- [Data shown]:
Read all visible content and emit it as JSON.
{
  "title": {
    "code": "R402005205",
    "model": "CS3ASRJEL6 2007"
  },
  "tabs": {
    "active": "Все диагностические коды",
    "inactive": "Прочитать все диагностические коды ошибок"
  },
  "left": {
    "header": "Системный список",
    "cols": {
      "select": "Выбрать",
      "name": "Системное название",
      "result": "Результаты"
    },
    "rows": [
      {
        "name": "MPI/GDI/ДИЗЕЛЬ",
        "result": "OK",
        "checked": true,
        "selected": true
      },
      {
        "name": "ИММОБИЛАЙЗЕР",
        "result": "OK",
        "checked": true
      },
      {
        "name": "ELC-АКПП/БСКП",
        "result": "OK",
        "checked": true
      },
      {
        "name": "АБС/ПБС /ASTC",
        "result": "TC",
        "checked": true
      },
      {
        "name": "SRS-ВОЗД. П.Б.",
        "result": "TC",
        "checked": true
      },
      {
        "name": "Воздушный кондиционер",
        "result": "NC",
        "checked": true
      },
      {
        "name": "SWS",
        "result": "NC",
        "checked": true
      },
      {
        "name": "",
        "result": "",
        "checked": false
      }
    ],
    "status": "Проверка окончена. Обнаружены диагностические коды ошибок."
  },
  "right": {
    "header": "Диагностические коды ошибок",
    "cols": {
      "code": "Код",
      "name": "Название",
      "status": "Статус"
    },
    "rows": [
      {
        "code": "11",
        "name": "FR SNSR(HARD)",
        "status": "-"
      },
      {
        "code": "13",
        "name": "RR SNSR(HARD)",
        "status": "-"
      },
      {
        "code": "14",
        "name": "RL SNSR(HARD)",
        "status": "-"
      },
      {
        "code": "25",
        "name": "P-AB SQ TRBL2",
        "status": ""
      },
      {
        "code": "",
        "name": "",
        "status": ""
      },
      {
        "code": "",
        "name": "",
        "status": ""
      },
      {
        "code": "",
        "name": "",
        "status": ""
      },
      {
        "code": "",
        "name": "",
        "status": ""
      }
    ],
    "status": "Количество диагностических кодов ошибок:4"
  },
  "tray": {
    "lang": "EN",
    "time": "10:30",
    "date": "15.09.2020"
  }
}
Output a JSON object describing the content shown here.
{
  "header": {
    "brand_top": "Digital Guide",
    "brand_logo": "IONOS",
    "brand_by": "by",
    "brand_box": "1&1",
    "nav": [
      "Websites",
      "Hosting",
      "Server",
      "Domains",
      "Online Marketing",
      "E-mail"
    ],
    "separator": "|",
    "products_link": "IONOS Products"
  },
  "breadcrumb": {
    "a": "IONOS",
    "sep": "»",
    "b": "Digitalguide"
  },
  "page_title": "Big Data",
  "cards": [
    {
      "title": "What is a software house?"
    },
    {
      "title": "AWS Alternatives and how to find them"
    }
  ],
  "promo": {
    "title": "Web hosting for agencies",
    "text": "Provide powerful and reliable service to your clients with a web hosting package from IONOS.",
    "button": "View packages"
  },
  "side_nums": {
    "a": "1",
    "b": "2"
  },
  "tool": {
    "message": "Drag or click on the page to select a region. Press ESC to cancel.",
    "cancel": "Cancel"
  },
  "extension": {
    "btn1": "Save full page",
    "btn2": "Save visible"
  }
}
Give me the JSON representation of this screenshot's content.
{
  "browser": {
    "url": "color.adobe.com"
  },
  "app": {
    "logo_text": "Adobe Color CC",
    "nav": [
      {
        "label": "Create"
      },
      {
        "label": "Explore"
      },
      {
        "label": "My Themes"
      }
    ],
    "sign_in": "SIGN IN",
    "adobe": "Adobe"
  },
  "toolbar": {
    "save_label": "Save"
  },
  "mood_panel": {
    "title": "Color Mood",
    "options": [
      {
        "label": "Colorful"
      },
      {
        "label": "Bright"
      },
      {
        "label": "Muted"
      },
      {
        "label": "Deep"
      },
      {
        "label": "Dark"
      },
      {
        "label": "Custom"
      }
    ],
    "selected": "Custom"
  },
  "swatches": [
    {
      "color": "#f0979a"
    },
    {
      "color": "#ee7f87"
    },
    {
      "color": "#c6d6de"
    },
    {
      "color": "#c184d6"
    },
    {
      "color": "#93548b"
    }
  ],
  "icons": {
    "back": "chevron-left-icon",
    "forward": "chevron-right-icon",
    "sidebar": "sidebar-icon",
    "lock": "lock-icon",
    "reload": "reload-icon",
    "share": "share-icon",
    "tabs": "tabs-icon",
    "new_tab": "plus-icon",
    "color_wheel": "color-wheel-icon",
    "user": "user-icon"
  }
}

- [Work to complete]: Reproduce the lines from the one containing "Give me the" to the end of the entries, keeping both ends and adding nothing.

- [Answer to the task]:
Give me the JSON representation of this screenshot's content.
{
  "browser": {
    "url": "color.adobe.com"
  },
  "app": {
    "logo_text": "Adobe Color CC",
    "nav": [
      {
        "label": "Create"
      },
      {
        "label": "Explore"
      },
      {
        "label": "My Themes"
      }
    ],
    "sign_in": "SIGN IN",
    "adobe": "Adobe"
  },
  "toolbar": {
    "save_label": "Save"
  },
  "mood_panel": {
    "title": "Color Mood",
    "options": [
      {
        "label": "Colorful"
      },
      {
        "label": "Bright"
      },
      {
        "label": "Muted"
      },
      {
        "label": "Deep"
      },
      {
        "label": "Dark"
      },
      {
        "label": "Custom"
      }
    ],
    "selected": "Custom"
  },
  "swatches": [
    {
      "color": "#f0979a"
    },
    {
      "color": "#ee7f87"
    },
    {
      "color": "#c6d6de"
    },
    {
      "color": "#c184d6"
    },
    {
      "color": "#93548b"
    }
  ],
  "icons": {
    "back": "chevron-left-icon",
    "forward": "chevron-right-icon",
    "sidebar": "sidebar-icon",
    "lock": "lock-icon",
    "reload": "reload-icon",
    "share": "share-icon",
    "tabs": "tabs-icon",
    "new_tab": "plus-icon",
    "color_wheel": "color-wheel-icon",
    "user": "user-icon"
  }
}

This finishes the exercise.